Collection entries
-------------------------

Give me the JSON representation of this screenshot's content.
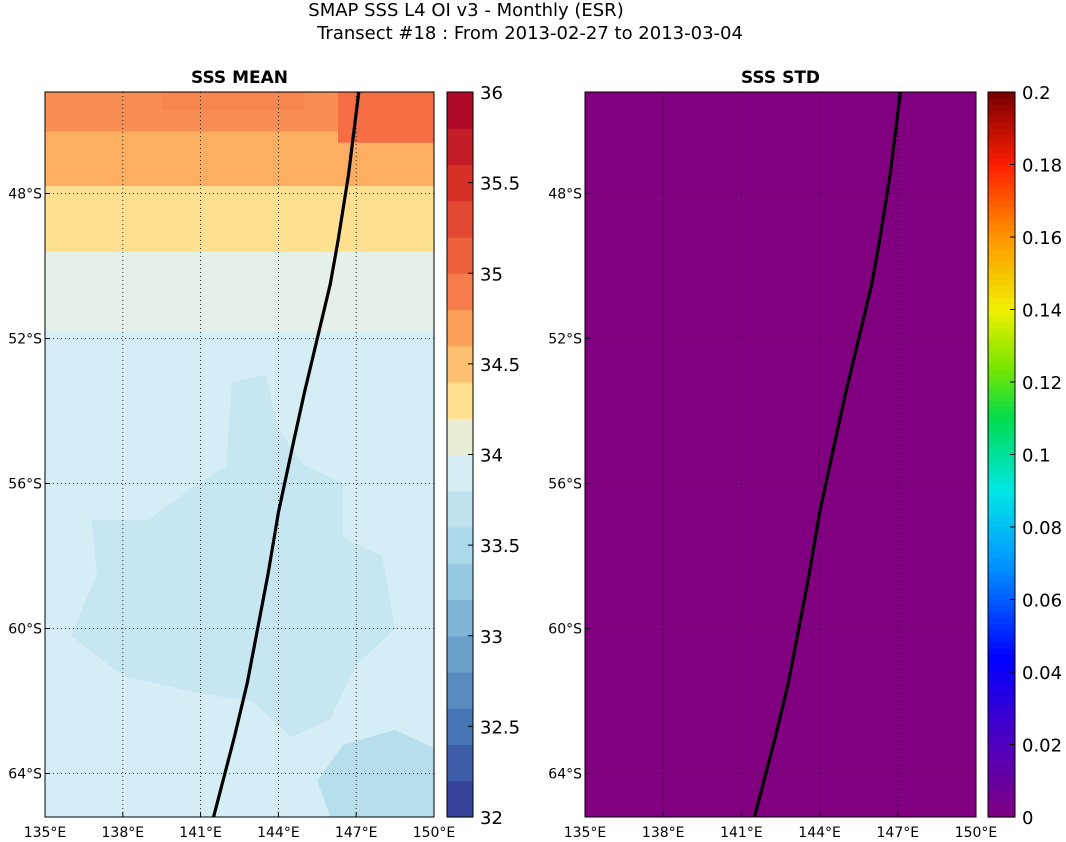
{
  "header": {
    "title": "SMAP SSS L4 OI v3 - Monthly (ESR)",
    "subtitle": "Transect #18 : From 2013-02-27 to 2013-03-04"
  },
  "chart_data": [
    {
      "type": "heatmap",
      "title": "SSS MEAN",
      "x_ticks": [
        "135°E",
        "138°E",
        "141°E",
        "144°E",
        "147°E",
        "150°E"
      ],
      "x_tick_values": [
        135,
        138,
        141,
        144,
        147,
        150
      ],
      "y_ticks": [
        "48°S",
        "52°S",
        "56°S",
        "60°S",
        "64°S"
      ],
      "y_tick_values": [
        -48,
        -52,
        -56,
        -60,
        -64
      ],
      "xlim": [
        135,
        150
      ],
      "ylim": [
        -65.2,
        -45.2
      ],
      "grid": true,
      "colorbar": {
        "colormap": "RdYlBu_r",
        "range": [
          32,
          36
        ],
        "tick_labels": [
          "32",
          "32.5",
          "33",
          "33.5",
          "34",
          "34.5",
          "35",
          "35.5",
          "36"
        ],
        "tick_values": [
          32,
          32.5,
          33,
          33.5,
          34,
          34.5,
          35,
          35.5,
          36
        ]
      },
      "approx_field": [
        {
          "lat_range": [
            -46.3,
            -45.2
          ],
          "value": 34.8,
          "note_east_side": 35.0
        },
        {
          "lat_range": [
            -47.8,
            -46.3
          ],
          "value": 34.6
        },
        {
          "lat_range": [
            -49.6,
            -47.8
          ],
          "value": 34.3
        },
        {
          "lat_range": [
            -51.8,
            -49.6
          ],
          "value": 34.05
        },
        {
          "lat_range": [
            -65.2,
            -51.8
          ],
          "value": 33.9,
          "patches": 33.75
        }
      ],
      "transect": {
        "lon": [
          141.5,
          142.3,
          142.8,
          143.2,
          143.6,
          144.0,
          144.6,
          145.0,
          145.5,
          146.0,
          146.3,
          146.7,
          147.1
        ],
        "lat": [
          -65.2,
          -63.0,
          -61.5,
          -60.0,
          -58.5,
          -56.8,
          -54.8,
          -53.5,
          -52.0,
          -50.5,
          -49.3,
          -47.5,
          -45.2
        ]
      }
    },
    {
      "type": "heatmap",
      "title": "SSS STD",
      "x_ticks": [
        "135°E",
        "138°E",
        "141°E",
        "144°E",
        "147°E",
        "150°E"
      ],
      "x_tick_values": [
        135,
        138,
        141,
        144,
        147,
        150
      ],
      "y_ticks": [
        "48°S",
        "52°S",
        "56°S",
        "60°S",
        "64°S"
      ],
      "y_tick_values": [
        -48,
        -52,
        -56,
        -60,
        -64
      ],
      "xlim": [
        135,
        150
      ],
      "ylim": [
        -65.2,
        -45.2
      ],
      "grid": true,
      "field_value": 0,
      "colorbar": {
        "colormap": "jet-like",
        "range": [
          0,
          0.2
        ],
        "tick_labels": [
          "0",
          "0.02",
          "0.04",
          "0.06",
          "0.08",
          "0.1",
          "0.12",
          "0.14",
          "0.16",
          "0.18",
          "0.2"
        ],
        "tick_values": [
          0,
          0.02,
          0.04,
          0.06,
          0.08,
          0.1,
          0.12,
          0.14,
          0.16,
          0.18,
          0.2
        ]
      },
      "transect": {
        "lon": [
          141.5,
          142.3,
          142.8,
          143.2,
          143.6,
          144.0,
          144.6,
          145.0,
          145.5,
          146.0,
          146.3,
          146.7,
          147.1
        ],
        "lat": [
          -65.2,
          -63.0,
          -61.5,
          -60.0,
          -58.5,
          -56.8,
          -54.8,
          -53.5,
          -52.0,
          -50.5,
          -49.3,
          -47.5,
          -45.2
        ]
      }
    }
  ]
}
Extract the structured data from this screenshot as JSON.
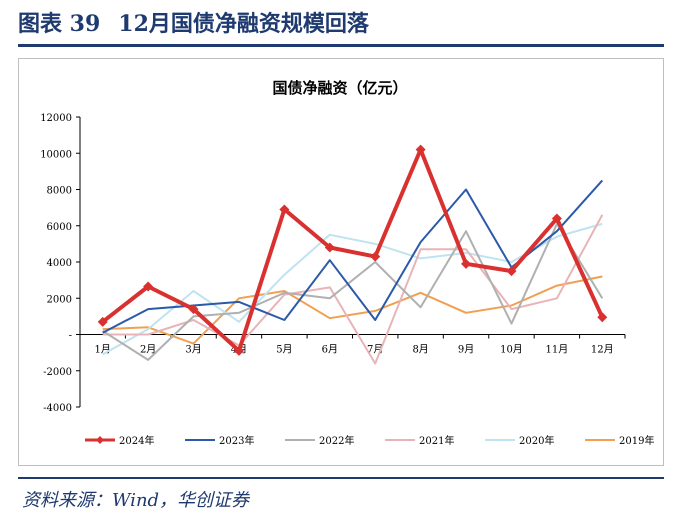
{
  "figure": {
    "label": "图表 39",
    "title": "12月国债净融资规模回落",
    "source": "资料来源：Wind，华创证券"
  },
  "chart_data": {
    "type": "line",
    "title": "国债净融资（亿元）",
    "xlabel": "",
    "ylabel": "",
    "categories": [
      "1月",
      "2月",
      "3月",
      "4月",
      "5月",
      "6月",
      "7月",
      "8月",
      "9月",
      "10月",
      "11月",
      "12月"
    ],
    "ylim": [
      -4000,
      12000
    ],
    "yticks": [
      "12000",
      "10000",
      "8000",
      "6000",
      "4000",
      "2000",
      "-",
      "-2000",
      "-4000"
    ],
    "ytick_values": [
      12000,
      10000,
      8000,
      6000,
      4000,
      2000,
      0,
      -2000,
      -4000
    ],
    "legend_position": "bottom",
    "grid": false,
    "series": [
      {
        "name": "2024年",
        "color": "#d9312f",
        "marker": "diamond",
        "width": 4,
        "values": [
          700,
          2650,
          1400,
          -900,
          6900,
          4800,
          4300,
          10200,
          3900,
          3500,
          6400,
          950
        ]
      },
      {
        "name": "2023年",
        "color": "#2a5aa8",
        "marker": "none",
        "width": 2,
        "values": [
          100,
          1400,
          1600,
          1800,
          800,
          4100,
          800,
          5100,
          8000,
          3700,
          5700,
          8500
        ]
      },
      {
        "name": "2022年",
        "color": "#b0b0b0",
        "marker": "none",
        "width": 2,
        "values": [
          200,
          -1400,
          1000,
          1200,
          2300,
          2000,
          4000,
          1500,
          5700,
          600,
          6100,
          2000
        ]
      },
      {
        "name": "2021年",
        "color": "#e8b4b8",
        "marker": "none",
        "width": 2,
        "values": [
          0,
          0,
          800,
          -600,
          2200,
          2600,
          -1600,
          4700,
          4700,
          1400,
          2000,
          6600
        ]
      },
      {
        "name": "2020年",
        "color": "#bfe3f0",
        "marker": "none",
        "width": 2,
        "values": [
          -1100,
          300,
          2400,
          700,
          3300,
          5500,
          5000,
          4200,
          4500,
          4000,
          5400,
          6100
        ]
      },
      {
        "name": "2019年",
        "color": "#f0a050",
        "marker": "none",
        "width": 2,
        "values": [
          300,
          400,
          -500,
          2000,
          2400,
          900,
          1300,
          2300,
          1200,
          1600,
          2700,
          3200
        ]
      }
    ]
  }
}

-------------------------

EXERCISE OBJECTIVE
Output all of the entries verbatim, leaving out any images.

COMPLETED TASK
Give me the JSON representation of this screenshot's content.
{
  "header": {
    "title": "SMAP SSS L4 OI v3 - Monthly (ESR)",
    "subtitle": "Transect #18 : From 2013-02-27 to 2013-03-04"
  },
  "chart_data": [
    {
      "type": "heatmap",
      "title": "SSS MEAN",
      "x_ticks": [
        "135°E",
        "138°E",
        "141°E",
        "144°E",
        "147°E",
        "150°E"
      ],
      "x_tick_values": [
        135,
        138,
        141,
        144,
        147,
        150
      ],
      "y_ticks": [
        "48°S",
        "52°S",
        "56°S",
        "60°S",
        "64°S"
      ],
      "y_tick_values": [
        -48,
        -52,
        -56,
        -60,
        -64
      ],
      "xlim": [
        135,
        150
      ],
      "ylim": [
        -65.2,
        -45.2
      ],
      "grid": true,
      "colorbar": {
        "colormap": "RdYlBu_r",
        "range": [
          32,
          36
        ],
        "tick_labels": [
          "32",
          "32.5",
          "33",
          "33.5",
          "34",
          "34.5",
          "35",
          "35.5",
          "36"
        ],
        "tick_values": [
          32,
          32.5,
          33,
          33.5,
          34,
          34.5,
          35,
          35.5,
          36
        ]
      },
      "approx_field": [
        {
          "lat_range": [
            -46.3,
            -45.2
          ],
          "value": 34.8,
          "note_east_side": 35.0
        },
        {
          "lat_range": [
            -47.8,
            -46.3
          ],
          "value": 34.6
        },
        {
          "lat_range": [
            -49.6,
            -47.8
          ],
          "value": 34.3
        },
        {
          "lat_range": [
            -51.8,
            -49.6
          ],
          "value": 34.05
        },
        {
          "lat_range": [
            -65.2,
            -51.8
          ],
          "value": 33.9,
          "patches": 33.75
        }
      ],
      "transect": {
        "lon": [
          141.5,
          142.3,
          142.8,
          143.2,
          143.6,
          144.0,
          144.6,
          145.0,
          145.5,
          146.0,
          146.3,
          146.7,
          147.1
        ],
        "lat": [
          -65.2,
          -63.0,
          -61.5,
          -60.0,
          -58.5,
          -56.8,
          -54.8,
          -53.5,
          -52.0,
          -50.5,
          -49.3,
          -47.5,
          -45.2
        ]
      }
    },
    {
      "type": "heatmap",
      "title": "SSS STD",
      "x_ticks": [
        "135°E",
        "138°E",
        "141°E",
        "144°E",
        "147°E",
        "150°E"
      ],
      "x_tick_values": [
        135,
        138,
        141,
        144,
        147,
        150
      ],
      "y_ticks": [
        "48°S",
        "52°S",
        "56°S",
        "60°S",
        "64°S"
      ],
      "y_tick_values": [
        -48,
        -52,
        -56,
        -60,
        -64
      ],
      "xlim": [
        135,
        150
      ],
      "ylim": [
        -65.2,
        -45.2
      ],
      "grid": true,
      "field_value": 0,
      "colorbar": {
        "colormap": "jet-like",
        "range": [
          0,
          0.2
        ],
        "tick_labels": [
          "0",
          "0.02",
          "0.04",
          "0.06",
          "0.08",
          "0.1",
          "0.12",
          "0.14",
          "0.16",
          "0.18",
          "0.2"
        ],
        "tick_values": [
          0,
          0.02,
          0.04,
          0.06,
          0.08,
          0.1,
          0.12,
          0.14,
          0.16,
          0.18,
          0.2
        ]
      },
      "transect": {
        "lon": [
          141.5,
          142.3,
          142.8,
          143.2,
          143.6,
          144.0,
          144.6,
          145.0,
          145.5,
          146.0,
          146.3,
          146.7,
          147.1
        ],
        "lat": [
          -65.2,
          -63.0,
          -61.5,
          -60.0,
          -58.5,
          -56.8,
          -54.8,
          -53.5,
          -52.0,
          -50.5,
          -49.3,
          -47.5,
          -45.2
        ]
      }
    }
  ]
}
Extract the structured data from this screenshot as JSON.
{
  "figure": {
    "label": "图表 39",
    "title": "12月国债净融资规模回落",
    "source": "资料来源：Wind，华创证券"
  },
  "chart_data": {
    "type": "line",
    "title": "国债净融资（亿元）",
    "xlabel": "",
    "ylabel": "",
    "categories": [
      "1月",
      "2月",
      "3月",
      "4月",
      "5月",
      "6月",
      "7月",
      "8月",
      "9月",
      "10月",
      "11月",
      "12月"
    ],
    "ylim": [
      -4000,
      12000
    ],
    "yticks": [
      "12000",
      "10000",
      "8000",
      "6000",
      "4000",
      "2000",
      "-",
      "-2000",
      "-4000"
    ],
    "ytick_values": [
      12000,
      10000,
      8000,
      6000,
      4000,
      2000,
      0,
      -2000,
      -4000
    ],
    "legend_position": "bottom",
    "grid": false,
    "series": [
      {
        "name": "2024年",
        "color": "#d9312f",
        "marker": "diamond",
        "width": 4,
        "values": [
          700,
          2650,
          1400,
          -900,
          6900,
          4800,
          4300,
          10200,
          3900,
          3500,
          6400,
          950
        ]
      },
      {
        "name": "2023年",
        "color": "#2a5aa8",
        "marker": "none",
        "width": 2,
        "values": [
          100,
          1400,
          1600,
          1800,
          800,
          4100,
          800,
          5100,
          8000,
          3700,
          5700,
          8500
        ]
      },
      {
        "name": "2022年",
        "color": "#b0b0b0",
        "marker": "none",
        "width": 2,
        "values": [
          200,
          -1400,
          1000,
          1200,
          2300,
          2000,
          4000,
          1500,
          5700,
          600,
          6100,
          2000
        ]
      },
      {
        "name": "2021年",
        "color": "#e8b4b8",
        "marker": "none",
        "width": 2,
        "values": [
          0,
          0,
          800,
          -600,
          2200,
          2600,
          -1600,
          4700,
          4700,
          1400,
          2000,
          6600
        ]
      },
      {
        "name": "2020年",
        "color": "#bfe3f0",
        "marker": "none",
        "width": 2,
        "values": [
          -1100,
          300,
          2400,
          700,
          3300,
          5500,
          5000,
          4200,
          4500,
          4000,
          5400,
          6100
        ]
      },
      {
        "name": "2019年",
        "color": "#f0a050",
        "marker": "none",
        "width": 2,
        "values": [
          300,
          400,
          -500,
          2000,
          2400,
          900,
          1300,
          2300,
          1200,
          1600,
          2700,
          3200
        ]
      }
    ]
  }
}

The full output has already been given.